- **TASK DESCRIPTION**: Tally up the lines where the string "content" appears; reply with the number only.

Saved data entries
>> Start
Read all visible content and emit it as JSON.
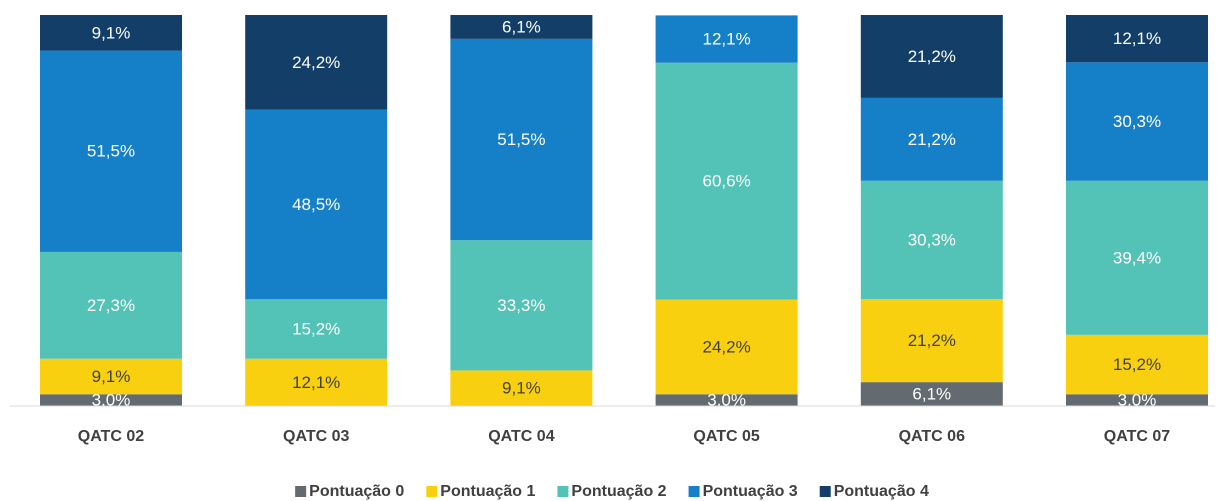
{
  "chart_data": {
    "type": "stacked_bar",
    "categories": [
      "QATC 02",
      "QATC 03",
      "QATC 04",
      "QATC 05",
      "QATC 06",
      "QATC 07"
    ],
    "ylim": [
      0,
      100
    ],
    "legend": "bottom",
    "series": [
      {
        "name": "Pontuação 0",
        "color": "#636b70",
        "values": [
          3.0,
          null,
          null,
          3.0,
          6.1,
          3.0
        ],
        "value_labels": [
          "3,0%",
          null,
          null,
          "3,0%",
          "6,1%",
          "3,0%"
        ]
      },
      {
        "name": "Pontuação 1",
        "color": "#f9d00f",
        "values": [
          9.1,
          12.1,
          9.1,
          24.2,
          21.2,
          15.2
        ],
        "value_labels": [
          "9,1%",
          "12,1%",
          "9,1%",
          "24,2%",
          "21,2%",
          "15,2%"
        ]
      },
      {
        "name": "Pontuação 2",
        "color": "#52c3b6",
        "values": [
          27.3,
          15.2,
          33.3,
          60.6,
          30.3,
          39.4
        ],
        "value_labels": [
          "27,3%",
          "15,2%",
          "33,3%",
          "60,6%",
          "30,3%",
          "39,4%"
        ]
      },
      {
        "name": "Pontuação 3",
        "color": "#1580c7",
        "values": [
          51.5,
          48.5,
          51.5,
          12.1,
          21.2,
          30.3
        ],
        "value_labels": [
          "51,5%",
          "48,5%",
          "51,5%",
          "12,1%",
          "21,2%",
          "30,3%"
        ]
      },
      {
        "name": "Pontuação 4",
        "color": "#123e68",
        "values": [
          9.1,
          24.2,
          6.1,
          null,
          21.2,
          12.1
        ],
        "value_labels": [
          "9,1%",
          "24,2%",
          "6,1%",
          null,
          "21,2%",
          "12,1%"
        ]
      }
    ]
  }
}
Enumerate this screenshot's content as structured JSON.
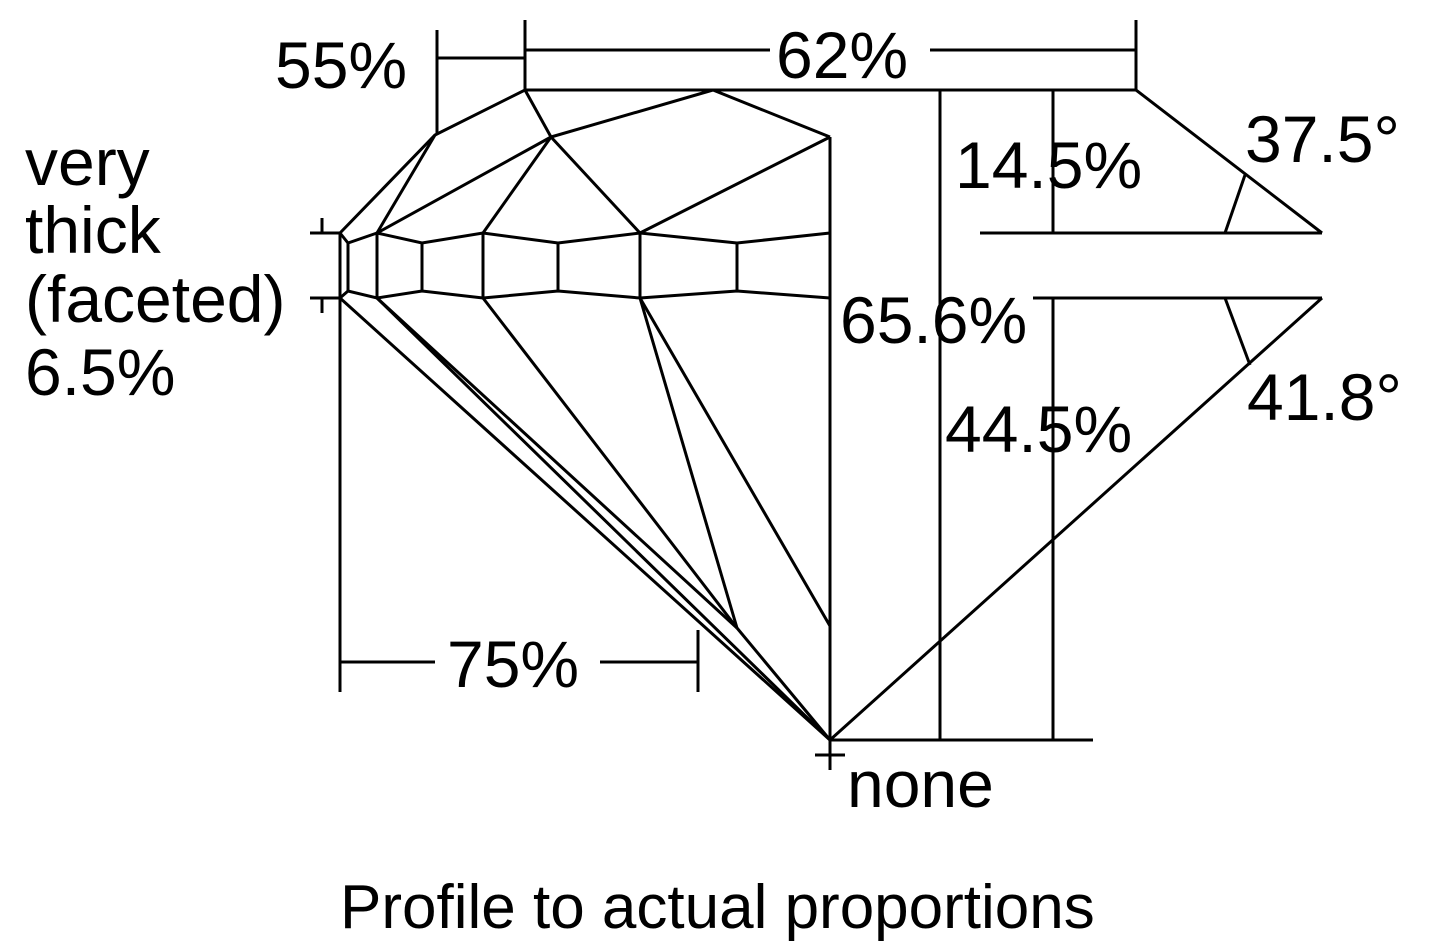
{
  "diagram": {
    "caption": "Profile to actual proportions",
    "labels": {
      "table": "55%",
      "table_width": "62%",
      "girdle_line1": "very",
      "girdle_line2": "thick",
      "girdle_line3": "(faceted)",
      "girdle_value": "6.5%",
      "crown_height": "14.5%",
      "crown_angle": "37.5°",
      "total_depth": "65.6%",
      "pavilion_depth": "44.5%",
      "pavilion_angle": "41.8°",
      "lower_half": "75%",
      "culet": "none"
    },
    "line_color": "#000000",
    "background": "#ffffff"
  }
}
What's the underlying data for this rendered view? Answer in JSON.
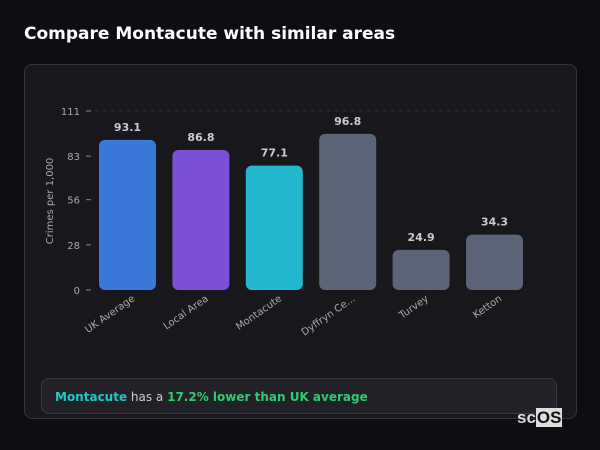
{
  "title": "Compare Montacute with similar areas",
  "chart_data": {
    "type": "bar",
    "categories": [
      "UK Average",
      "Local Area",
      "Montacute",
      "Dyffryn Ce...",
      "Turvey",
      "Ketton"
    ],
    "values": [
      93.1,
      86.8,
      77.1,
      96.8,
      24.9,
      34.3
    ],
    "colors": [
      "#3b78dc",
      "#7b52d6",
      "#22b8cf",
      "#5b6577",
      "#5b6577",
      "#5b6577"
    ],
    "ylabel": "Crimes per 1,000",
    "ylim": [
      0,
      111
    ],
    "yticks": [
      0,
      28,
      56,
      83,
      111
    ],
    "grid": "top dashed line"
  },
  "footer": {
    "area": "Montacute",
    "mid": " has a ",
    "highlight": "17.2% lower than UK average"
  },
  "logo": "scOS"
}
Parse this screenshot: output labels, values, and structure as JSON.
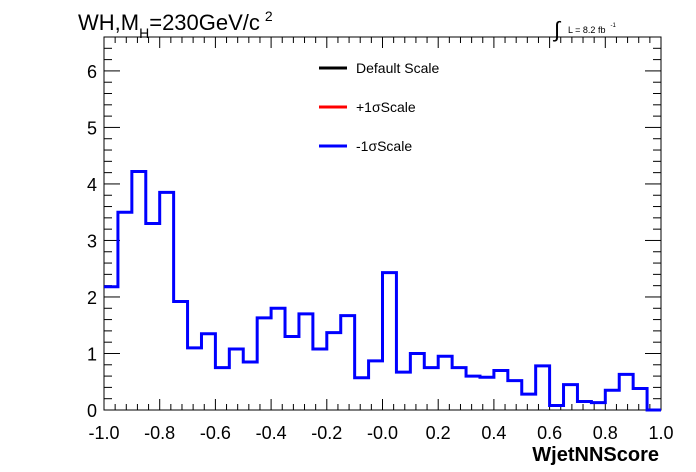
{
  "chart_data": {
    "type": "line",
    "title": {
      "prefix": "WH,M",
      "sub": "H",
      "main": "=230GeV/c",
      "sup": "2"
    },
    "lumi": {
      "integral_sign": "∫",
      "text": "L = 8.2 fb",
      "sup": "-1"
    },
    "xlabel": "WjetNNScore",
    "ylabel": "",
    "xlim": [
      -1.0,
      1.0
    ],
    "ylim": [
      0,
      6.6
    ],
    "x_ticks": [
      "-1.0",
      "-0.8",
      "-0.6",
      "-0.4",
      "-0.2",
      "-0.0",
      "0.2",
      "0.4",
      "0.6",
      "0.8",
      "1.0"
    ],
    "y_ticks": [
      "0",
      "1",
      "2",
      "3",
      "4",
      "5",
      "6"
    ],
    "bin_edges": [
      -1.0,
      0.05
    ],
    "legend": {
      "position": "top-center",
      "entries": [
        {
          "label": "Default Scale",
          "color": "#000000"
        },
        {
          "label": "+1σScale",
          "color": "#ff0000"
        },
        {
          "label": "-1σScale",
          "color": "#0000ff"
        }
      ]
    },
    "series": [
      {
        "name": "-1σScale",
        "color": "#0000ff",
        "step": true,
        "values": [
          2.18,
          3.5,
          4.22,
          3.3,
          3.85,
          1.92,
          1.1,
          1.35,
          0.75,
          1.08,
          0.85,
          1.63,
          1.8,
          1.3,
          1.7,
          1.08,
          1.37,
          1.67,
          0.57,
          0.87,
          2.43,
          0.67,
          1.0,
          0.75,
          0.95,
          0.75,
          0.6,
          0.58,
          0.7,
          0.52,
          0.28,
          0.78,
          0.08,
          0.45,
          0.15,
          0.13,
          0.35,
          0.63,
          0.38,
          0.0
        ]
      }
    ]
  }
}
>> End
- **SOLUTION**: 2